-- Begin Exercise inputs --

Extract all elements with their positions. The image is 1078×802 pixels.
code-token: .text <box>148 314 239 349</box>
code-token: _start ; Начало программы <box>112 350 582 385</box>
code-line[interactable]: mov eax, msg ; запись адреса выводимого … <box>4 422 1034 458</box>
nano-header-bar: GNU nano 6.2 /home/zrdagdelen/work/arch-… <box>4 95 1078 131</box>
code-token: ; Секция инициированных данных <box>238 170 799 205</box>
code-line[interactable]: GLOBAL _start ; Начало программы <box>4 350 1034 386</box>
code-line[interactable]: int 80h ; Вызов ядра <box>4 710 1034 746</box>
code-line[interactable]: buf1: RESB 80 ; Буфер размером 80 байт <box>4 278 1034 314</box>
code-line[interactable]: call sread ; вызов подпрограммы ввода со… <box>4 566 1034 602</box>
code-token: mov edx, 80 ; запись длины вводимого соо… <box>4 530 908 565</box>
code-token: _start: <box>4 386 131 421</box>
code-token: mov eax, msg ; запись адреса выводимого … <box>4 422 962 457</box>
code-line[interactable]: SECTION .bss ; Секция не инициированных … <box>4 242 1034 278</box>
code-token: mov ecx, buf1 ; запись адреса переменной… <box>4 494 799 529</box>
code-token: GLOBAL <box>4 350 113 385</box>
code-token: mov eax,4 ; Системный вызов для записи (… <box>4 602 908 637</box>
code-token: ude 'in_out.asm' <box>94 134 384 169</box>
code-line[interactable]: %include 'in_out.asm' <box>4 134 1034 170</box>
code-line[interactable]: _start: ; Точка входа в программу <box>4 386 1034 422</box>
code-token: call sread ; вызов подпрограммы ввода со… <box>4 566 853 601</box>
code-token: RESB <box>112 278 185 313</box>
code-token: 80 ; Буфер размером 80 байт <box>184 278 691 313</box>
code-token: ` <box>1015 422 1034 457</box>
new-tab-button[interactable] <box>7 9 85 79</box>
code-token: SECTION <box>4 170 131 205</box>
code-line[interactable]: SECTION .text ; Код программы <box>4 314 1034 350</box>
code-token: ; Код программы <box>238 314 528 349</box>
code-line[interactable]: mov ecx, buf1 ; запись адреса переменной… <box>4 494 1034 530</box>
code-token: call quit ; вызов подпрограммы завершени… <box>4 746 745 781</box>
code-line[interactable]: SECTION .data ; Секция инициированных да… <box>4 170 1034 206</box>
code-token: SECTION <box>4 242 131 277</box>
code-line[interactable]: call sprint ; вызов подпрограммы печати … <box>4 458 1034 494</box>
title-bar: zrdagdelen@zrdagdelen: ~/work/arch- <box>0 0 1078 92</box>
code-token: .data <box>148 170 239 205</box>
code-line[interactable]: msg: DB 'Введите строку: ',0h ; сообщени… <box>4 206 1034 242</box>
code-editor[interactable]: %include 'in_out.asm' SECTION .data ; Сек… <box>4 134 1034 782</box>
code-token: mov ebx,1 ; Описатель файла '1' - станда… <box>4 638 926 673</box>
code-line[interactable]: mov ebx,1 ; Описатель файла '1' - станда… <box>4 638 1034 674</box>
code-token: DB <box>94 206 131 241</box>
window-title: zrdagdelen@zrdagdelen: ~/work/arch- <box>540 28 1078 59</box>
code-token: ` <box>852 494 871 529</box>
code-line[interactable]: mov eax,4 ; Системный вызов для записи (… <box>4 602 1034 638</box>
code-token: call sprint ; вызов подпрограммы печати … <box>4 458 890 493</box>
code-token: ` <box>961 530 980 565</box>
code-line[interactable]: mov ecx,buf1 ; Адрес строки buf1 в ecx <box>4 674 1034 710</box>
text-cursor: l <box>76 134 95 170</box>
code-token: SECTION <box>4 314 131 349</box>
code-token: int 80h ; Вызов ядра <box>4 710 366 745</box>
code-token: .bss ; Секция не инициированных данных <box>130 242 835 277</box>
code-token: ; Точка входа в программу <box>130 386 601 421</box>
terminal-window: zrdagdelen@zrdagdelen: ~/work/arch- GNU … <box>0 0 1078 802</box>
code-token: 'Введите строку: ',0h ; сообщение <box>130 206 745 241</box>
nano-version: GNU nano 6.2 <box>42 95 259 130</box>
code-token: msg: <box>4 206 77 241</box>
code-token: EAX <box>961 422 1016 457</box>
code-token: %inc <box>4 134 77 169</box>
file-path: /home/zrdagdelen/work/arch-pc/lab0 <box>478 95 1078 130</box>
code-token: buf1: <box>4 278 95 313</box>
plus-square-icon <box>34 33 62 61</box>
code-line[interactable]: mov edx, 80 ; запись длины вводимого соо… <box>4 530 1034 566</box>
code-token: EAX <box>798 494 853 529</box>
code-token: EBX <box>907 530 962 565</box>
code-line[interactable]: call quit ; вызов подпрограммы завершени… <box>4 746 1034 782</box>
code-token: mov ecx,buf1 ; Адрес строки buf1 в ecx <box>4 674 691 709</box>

-- End Exercise inputs --

Retype the entries above, from the first line through the line with "code-line[interactable]: mov eax, msg", that line included.

Finished exercise:
Extract all elements with their positions. The image is 1078×802 pixels.
code-token: .text <box>148 314 239 349</box>
code-token: _start ; Начало программы <box>112 350 582 385</box>
code-line[interactable]: mov eax, msg ; запись адреса выводимого … <box>4 422 1034 458</box>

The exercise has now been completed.